» Given request
Identify all lines in the data containing the string "shortcut". Copy them out.

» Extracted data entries
((

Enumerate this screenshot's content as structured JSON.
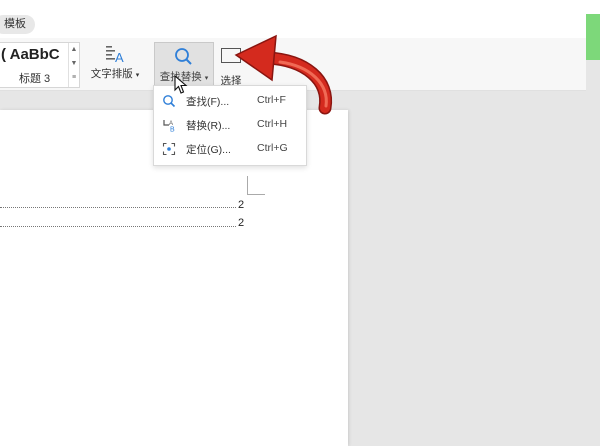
{
  "top": {
    "template_tab": "模板"
  },
  "ribbon": {
    "style_sample": "( AaBbC",
    "style_name": "标题 3",
    "typeset_label": "文字排版",
    "find_replace_label": "查找替换",
    "select_label": "选择"
  },
  "menu": {
    "items": [
      {
        "label": "查找(F)...",
        "shortcut": "Ctrl+F",
        "icon": "magnifier-icon"
      },
      {
        "label": "替换(R)...",
        "shortcut": "Ctrl+H",
        "icon": "replace-icon"
      },
      {
        "label": "定位(G)...",
        "shortcut": "Ctrl+G",
        "icon": "locate-icon"
      }
    ]
  },
  "document": {
    "toc_pages": [
      "2",
      "2"
    ]
  },
  "colors": {
    "arrow": "#d42a1e",
    "accent_blue": "#2f7fd8",
    "side_bar": "#7dd87a"
  }
}
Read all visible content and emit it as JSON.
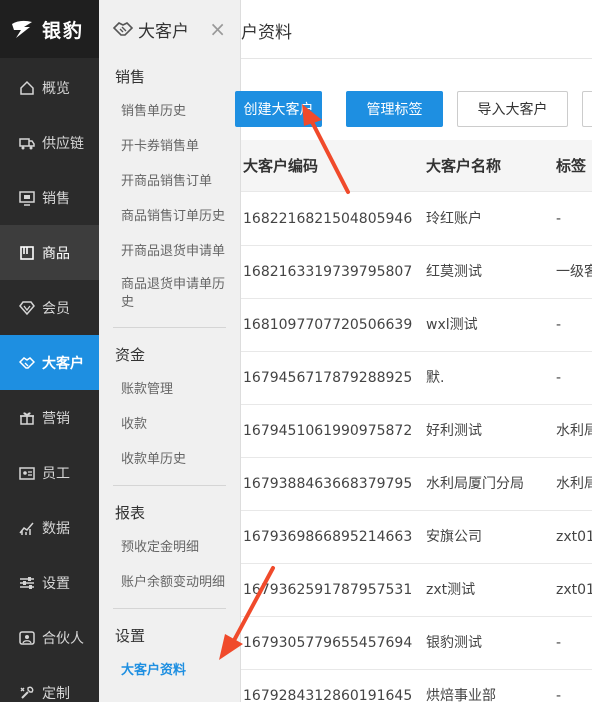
{
  "brand": {
    "name": "银豹"
  },
  "nav": {
    "items": [
      {
        "key": "overview",
        "label": "概览",
        "icon": "home-icon"
      },
      {
        "key": "supply",
        "label": "供应链",
        "icon": "truck-icon"
      },
      {
        "key": "sales",
        "label": "销售",
        "icon": "monitor-icon"
      },
      {
        "key": "goods",
        "label": "商品",
        "icon": "book-icon"
      },
      {
        "key": "member",
        "label": "会员",
        "icon": "diamond-icon"
      },
      {
        "key": "bigcustomer",
        "label": "大客户",
        "icon": "handshake-icon"
      },
      {
        "key": "marketing",
        "label": "营销",
        "icon": "gift-icon"
      },
      {
        "key": "staff",
        "label": "员工",
        "icon": "id-card-icon"
      },
      {
        "key": "data",
        "label": "数据",
        "icon": "chart-icon"
      },
      {
        "key": "settings",
        "label": "设置",
        "icon": "sliders-icon"
      },
      {
        "key": "partner",
        "label": "合伙人",
        "icon": "partner-icon"
      },
      {
        "key": "custom",
        "label": "定制",
        "icon": "wrench-icon"
      }
    ]
  },
  "subpanel": {
    "title": "大客户",
    "close": "×",
    "groups": [
      {
        "title": "销售",
        "items": [
          "销售单历史",
          "开卡券销售单",
          "开商品销售订单",
          "商品销售订单历史",
          "开商品退货申请单",
          "商品退货申请单历史"
        ]
      },
      {
        "title": "资金",
        "items": [
          "账款管理",
          "收款",
          "收款单历史"
        ]
      },
      {
        "title": "报表",
        "items": [
          "预收定金明细",
          "账户余额变动明细"
        ]
      },
      {
        "title": "设置",
        "items": [
          "大客户资料"
        ]
      }
    ]
  },
  "main": {
    "title": "户资料",
    "toolbar": {
      "create": "创建大客户",
      "tags": "管理标签",
      "import": "导入大客户"
    },
    "table": {
      "headers": [
        "大客户编码",
        "大客户名称",
        "标签"
      ],
      "rows": [
        [
          "1682216821504805946",
          "玲红账户",
          "-"
        ],
        [
          "1682163319739795807",
          "红莫测试",
          "一级客"
        ],
        [
          "1681097707720506639",
          "wxl测试",
          "-"
        ],
        [
          "1679456717879288925",
          "默.",
          "-"
        ],
        [
          "1679451061990975872",
          "好利测试",
          "水利局"
        ],
        [
          "1679388463668379795",
          "水利局厦门分局",
          "水利局"
        ],
        [
          "1679369866895214663",
          "安旗公司",
          "zxt01"
        ],
        [
          "1679362591787957531",
          "zxt测试",
          "zxt01"
        ],
        [
          "1679305779655457694",
          "银豹测试",
          "-"
        ],
        [
          "1679284312860191645",
          "烘焙事业部",
          "-"
        ]
      ]
    }
  },
  "colors": {
    "accent": "#1e8fe1",
    "nav_bg": "#2b2b2b",
    "arrow": "#f04a2b"
  }
}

))

» Completed task
        "shortcut": "Ctrl+F",
        "shortcut": "Ctrl+H",
        "shortcut": "Ctrl+G",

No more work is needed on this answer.